● AIM
Each line of the data that includes the string "running" is to be copied out.

● DATA EXCERPTS

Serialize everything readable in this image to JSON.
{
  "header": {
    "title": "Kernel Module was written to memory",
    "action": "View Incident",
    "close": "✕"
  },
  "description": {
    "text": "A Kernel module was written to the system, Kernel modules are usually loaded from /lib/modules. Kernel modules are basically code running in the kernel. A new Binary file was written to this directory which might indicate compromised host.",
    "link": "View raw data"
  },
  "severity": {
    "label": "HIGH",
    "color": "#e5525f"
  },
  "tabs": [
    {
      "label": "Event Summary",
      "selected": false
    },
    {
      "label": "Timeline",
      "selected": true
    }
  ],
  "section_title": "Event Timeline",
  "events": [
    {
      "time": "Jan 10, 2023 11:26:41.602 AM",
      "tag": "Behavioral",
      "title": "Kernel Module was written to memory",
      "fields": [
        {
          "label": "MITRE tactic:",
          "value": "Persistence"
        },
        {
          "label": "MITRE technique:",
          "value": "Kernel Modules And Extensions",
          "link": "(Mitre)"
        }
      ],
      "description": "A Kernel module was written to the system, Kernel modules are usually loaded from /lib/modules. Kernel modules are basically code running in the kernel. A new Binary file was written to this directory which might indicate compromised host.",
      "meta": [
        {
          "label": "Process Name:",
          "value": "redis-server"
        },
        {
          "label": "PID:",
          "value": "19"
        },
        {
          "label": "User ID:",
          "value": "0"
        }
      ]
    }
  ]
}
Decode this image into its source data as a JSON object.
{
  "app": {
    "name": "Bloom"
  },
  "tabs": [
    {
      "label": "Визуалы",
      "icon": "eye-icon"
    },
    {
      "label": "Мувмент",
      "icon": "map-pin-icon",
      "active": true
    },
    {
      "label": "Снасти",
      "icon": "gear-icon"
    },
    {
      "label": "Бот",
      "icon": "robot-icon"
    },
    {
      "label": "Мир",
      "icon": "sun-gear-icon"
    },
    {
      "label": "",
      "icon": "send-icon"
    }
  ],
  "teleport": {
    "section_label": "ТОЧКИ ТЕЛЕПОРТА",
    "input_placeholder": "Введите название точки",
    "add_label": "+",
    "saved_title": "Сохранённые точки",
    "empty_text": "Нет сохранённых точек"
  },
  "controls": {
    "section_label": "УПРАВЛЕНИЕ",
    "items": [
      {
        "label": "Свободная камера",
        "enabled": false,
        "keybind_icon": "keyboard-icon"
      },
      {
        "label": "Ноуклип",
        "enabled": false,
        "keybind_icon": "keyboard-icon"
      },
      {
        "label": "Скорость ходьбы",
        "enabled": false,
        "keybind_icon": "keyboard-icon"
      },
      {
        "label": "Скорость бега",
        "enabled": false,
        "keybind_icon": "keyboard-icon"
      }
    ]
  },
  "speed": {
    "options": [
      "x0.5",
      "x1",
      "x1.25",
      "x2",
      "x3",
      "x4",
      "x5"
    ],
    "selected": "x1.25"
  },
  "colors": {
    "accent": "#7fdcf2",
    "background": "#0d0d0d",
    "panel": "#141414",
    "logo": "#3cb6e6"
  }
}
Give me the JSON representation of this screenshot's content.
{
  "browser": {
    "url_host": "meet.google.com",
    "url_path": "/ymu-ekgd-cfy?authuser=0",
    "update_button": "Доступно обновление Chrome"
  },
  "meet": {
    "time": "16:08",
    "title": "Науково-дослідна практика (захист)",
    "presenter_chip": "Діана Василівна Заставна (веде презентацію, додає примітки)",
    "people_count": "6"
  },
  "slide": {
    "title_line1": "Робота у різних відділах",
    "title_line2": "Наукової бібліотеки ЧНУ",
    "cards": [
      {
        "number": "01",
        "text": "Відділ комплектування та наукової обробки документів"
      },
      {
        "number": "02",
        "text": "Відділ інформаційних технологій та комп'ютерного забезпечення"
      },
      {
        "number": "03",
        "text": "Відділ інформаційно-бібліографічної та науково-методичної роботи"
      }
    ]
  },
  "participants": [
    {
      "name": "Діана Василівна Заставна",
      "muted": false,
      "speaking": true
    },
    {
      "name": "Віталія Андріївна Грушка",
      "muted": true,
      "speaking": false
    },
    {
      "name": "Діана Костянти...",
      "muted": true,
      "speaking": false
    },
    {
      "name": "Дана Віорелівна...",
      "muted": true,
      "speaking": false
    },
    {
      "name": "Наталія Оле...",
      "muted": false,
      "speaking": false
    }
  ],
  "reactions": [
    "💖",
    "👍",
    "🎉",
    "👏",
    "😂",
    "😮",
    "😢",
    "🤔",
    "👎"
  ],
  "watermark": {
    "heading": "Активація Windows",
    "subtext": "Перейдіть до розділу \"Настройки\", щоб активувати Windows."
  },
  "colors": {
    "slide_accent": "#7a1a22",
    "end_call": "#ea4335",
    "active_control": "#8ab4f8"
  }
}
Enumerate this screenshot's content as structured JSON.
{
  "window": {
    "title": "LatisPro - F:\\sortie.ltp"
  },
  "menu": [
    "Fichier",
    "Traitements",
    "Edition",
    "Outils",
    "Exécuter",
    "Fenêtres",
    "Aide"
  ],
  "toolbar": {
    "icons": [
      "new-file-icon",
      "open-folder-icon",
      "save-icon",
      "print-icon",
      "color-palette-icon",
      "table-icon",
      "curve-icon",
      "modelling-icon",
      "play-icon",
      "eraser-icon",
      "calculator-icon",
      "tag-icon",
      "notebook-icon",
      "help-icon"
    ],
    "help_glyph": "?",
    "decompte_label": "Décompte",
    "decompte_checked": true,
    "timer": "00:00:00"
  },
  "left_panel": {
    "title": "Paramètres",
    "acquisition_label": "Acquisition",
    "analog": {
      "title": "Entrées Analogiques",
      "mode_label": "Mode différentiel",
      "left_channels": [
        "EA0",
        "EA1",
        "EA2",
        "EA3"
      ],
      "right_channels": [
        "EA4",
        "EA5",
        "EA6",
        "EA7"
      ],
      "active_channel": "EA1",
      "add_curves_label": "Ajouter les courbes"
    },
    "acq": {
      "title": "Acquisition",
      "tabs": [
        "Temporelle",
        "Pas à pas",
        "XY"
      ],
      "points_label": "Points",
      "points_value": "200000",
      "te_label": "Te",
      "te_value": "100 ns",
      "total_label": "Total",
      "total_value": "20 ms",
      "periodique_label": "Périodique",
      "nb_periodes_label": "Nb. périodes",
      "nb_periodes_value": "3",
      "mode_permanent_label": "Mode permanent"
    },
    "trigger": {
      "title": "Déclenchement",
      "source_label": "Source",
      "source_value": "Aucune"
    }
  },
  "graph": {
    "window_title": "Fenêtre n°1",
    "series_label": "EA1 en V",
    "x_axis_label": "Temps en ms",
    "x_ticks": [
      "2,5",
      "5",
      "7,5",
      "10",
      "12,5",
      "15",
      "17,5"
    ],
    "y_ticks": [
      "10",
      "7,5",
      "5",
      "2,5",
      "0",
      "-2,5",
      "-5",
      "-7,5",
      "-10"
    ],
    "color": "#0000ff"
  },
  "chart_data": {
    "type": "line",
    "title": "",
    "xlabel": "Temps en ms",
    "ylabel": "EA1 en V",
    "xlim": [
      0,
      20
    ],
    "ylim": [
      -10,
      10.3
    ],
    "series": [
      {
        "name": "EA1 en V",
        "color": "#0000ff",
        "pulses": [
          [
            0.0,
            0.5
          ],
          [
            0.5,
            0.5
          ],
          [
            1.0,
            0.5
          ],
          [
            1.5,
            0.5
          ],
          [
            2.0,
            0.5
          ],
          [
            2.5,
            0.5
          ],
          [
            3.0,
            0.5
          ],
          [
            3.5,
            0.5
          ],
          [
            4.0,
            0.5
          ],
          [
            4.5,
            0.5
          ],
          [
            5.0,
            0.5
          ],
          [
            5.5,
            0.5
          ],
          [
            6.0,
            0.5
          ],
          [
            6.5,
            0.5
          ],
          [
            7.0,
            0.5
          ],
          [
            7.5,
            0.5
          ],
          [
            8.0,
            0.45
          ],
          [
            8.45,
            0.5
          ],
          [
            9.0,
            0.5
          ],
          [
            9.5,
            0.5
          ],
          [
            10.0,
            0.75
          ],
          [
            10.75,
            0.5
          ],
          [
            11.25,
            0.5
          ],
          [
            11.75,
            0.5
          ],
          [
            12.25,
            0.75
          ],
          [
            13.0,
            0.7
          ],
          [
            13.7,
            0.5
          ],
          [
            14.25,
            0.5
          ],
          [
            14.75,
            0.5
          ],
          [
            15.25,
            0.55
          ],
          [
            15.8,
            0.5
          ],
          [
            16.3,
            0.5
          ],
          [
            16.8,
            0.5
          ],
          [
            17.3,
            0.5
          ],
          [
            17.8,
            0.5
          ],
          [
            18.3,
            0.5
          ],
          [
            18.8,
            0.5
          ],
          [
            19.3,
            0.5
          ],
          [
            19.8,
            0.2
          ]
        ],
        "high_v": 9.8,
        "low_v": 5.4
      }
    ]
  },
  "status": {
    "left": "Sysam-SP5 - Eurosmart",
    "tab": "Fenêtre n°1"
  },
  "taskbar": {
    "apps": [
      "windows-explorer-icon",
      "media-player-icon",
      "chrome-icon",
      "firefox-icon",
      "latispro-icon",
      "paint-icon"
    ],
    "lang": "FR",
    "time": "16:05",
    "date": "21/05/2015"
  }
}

● PROBLEM SOLUTION
    "text": "A Kernel module was written to the system, Kernel modules are usually loaded from /lib/modules. Kernel modules are basically code running in the kernel. A new Binary file was written to this directory which might indicate compromised host.",
      "description": "A Kernel module was written to the system, Kernel modules are usually loaded from /lib/modules. Kernel modules are basically code running in the kernel. A new Binary file was written to this directory which might indicate compromised host.",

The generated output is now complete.